Collected data entries:
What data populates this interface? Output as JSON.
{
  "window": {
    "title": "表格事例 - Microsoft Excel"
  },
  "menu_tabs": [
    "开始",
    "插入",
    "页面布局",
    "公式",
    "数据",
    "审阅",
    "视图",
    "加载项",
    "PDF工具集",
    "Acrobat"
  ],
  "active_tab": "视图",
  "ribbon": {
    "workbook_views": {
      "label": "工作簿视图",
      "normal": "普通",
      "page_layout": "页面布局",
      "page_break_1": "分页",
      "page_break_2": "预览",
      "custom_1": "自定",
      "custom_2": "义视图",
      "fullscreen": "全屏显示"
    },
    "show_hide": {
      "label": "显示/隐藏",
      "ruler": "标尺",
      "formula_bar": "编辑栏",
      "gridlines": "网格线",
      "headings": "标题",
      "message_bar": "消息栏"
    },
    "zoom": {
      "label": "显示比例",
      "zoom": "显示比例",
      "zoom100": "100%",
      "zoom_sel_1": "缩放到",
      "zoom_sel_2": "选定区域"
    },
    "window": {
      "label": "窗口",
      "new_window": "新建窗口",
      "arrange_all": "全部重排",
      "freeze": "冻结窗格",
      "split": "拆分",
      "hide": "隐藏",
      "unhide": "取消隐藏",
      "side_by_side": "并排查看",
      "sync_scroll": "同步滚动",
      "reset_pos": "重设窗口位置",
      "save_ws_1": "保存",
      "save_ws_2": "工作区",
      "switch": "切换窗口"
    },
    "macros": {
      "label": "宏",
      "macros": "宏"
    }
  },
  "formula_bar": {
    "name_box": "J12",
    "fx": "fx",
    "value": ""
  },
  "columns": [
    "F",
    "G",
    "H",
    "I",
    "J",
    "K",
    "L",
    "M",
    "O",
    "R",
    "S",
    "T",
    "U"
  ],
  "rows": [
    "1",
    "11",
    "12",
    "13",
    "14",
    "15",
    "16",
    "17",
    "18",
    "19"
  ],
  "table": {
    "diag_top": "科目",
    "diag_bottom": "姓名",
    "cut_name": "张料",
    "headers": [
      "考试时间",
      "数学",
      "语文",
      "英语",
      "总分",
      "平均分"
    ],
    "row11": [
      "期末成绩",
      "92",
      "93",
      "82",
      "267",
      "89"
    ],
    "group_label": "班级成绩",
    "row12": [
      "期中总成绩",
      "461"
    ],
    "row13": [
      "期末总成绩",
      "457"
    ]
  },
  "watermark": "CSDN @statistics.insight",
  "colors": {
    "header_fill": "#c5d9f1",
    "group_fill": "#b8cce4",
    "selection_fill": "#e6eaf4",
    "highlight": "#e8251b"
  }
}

> _Set task_: Copy down the material exactly as written.

> _Finished task_:
What data populates this interface? Output as JSON.
{
  "window": {
    "title": "表格事例 - Microsoft Excel"
  },
  "menu_tabs": [
    "开始",
    "插入",
    "页面布局",
    "公式",
    "数据",
    "审阅",
    "视图",
    "加载项",
    "PDF工具集",
    "Acrobat"
  ],
  "active_tab": "视图",
  "ribbon": {
    "workbook_views": {
      "label": "工作簿视图",
      "normal": "普通",
      "page_layout": "页面布局",
      "page_break_1": "分页",
      "page_break_2": "预览",
      "custom_1": "自定",
      "custom_2": "义视图",
      "fullscreen": "全屏显示"
    },
    "show_hide": {
      "label": "显示/隐藏",
      "ruler": "标尺",
      "formula_bar": "编辑栏",
      "gridlines": "网格线",
      "headings": "标题",
      "message_bar": "消息栏"
    },
    "zoom": {
      "label": "显示比例",
      "zoom": "显示比例",
      "zoom100": "100%",
      "zoom_sel_1": "缩放到",
      "zoom_sel_2": "选定区域"
    },
    "window": {
      "label": "窗口",
      "new_window": "新建窗口",
      "arrange_all": "全部重排",
      "freeze": "冻结窗格",
      "split": "拆分",
      "hide": "隐藏",
      "unhide": "取消隐藏",
      "side_by_side": "并排查看",
      "sync_scroll": "同步滚动",
      "reset_pos": "重设窗口位置",
      "save_ws_1": "保存",
      "save_ws_2": "工作区",
      "switch": "切换窗口"
    },
    "macros": {
      "label": "宏",
      "macros": "宏"
    }
  },
  "formula_bar": {
    "name_box": "J12",
    "fx": "fx",
    "value": ""
  },
  "columns": [
    "F",
    "G",
    "H",
    "I",
    "J",
    "K",
    "L",
    "M",
    "O",
    "R",
    "S",
    "T",
    "U"
  ],
  "rows": [
    "1",
    "11",
    "12",
    "13",
    "14",
    "15",
    "16",
    "17",
    "18",
    "19"
  ],
  "table": {
    "diag_top": "科目",
    "diag_bottom": "姓名",
    "cut_name": "张料",
    "headers": [
      "考试时间",
      "数学",
      "语文",
      "英语",
      "总分",
      "平均分"
    ],
    "row11": [
      "期末成绩",
      "92",
      "93",
      "82",
      "267",
      "89"
    ],
    "group_label": "班级成绩",
    "row12": [
      "期中总成绩",
      "461"
    ],
    "row13": [
      "期末总成绩",
      "457"
    ]
  },
  "watermark": "CSDN @statistics.insight",
  "colors": {
    "header_fill": "#c5d9f1",
    "group_fill": "#b8cce4",
    "selection_fill": "#e6eaf4",
    "highlight": "#e8251b"
  }
}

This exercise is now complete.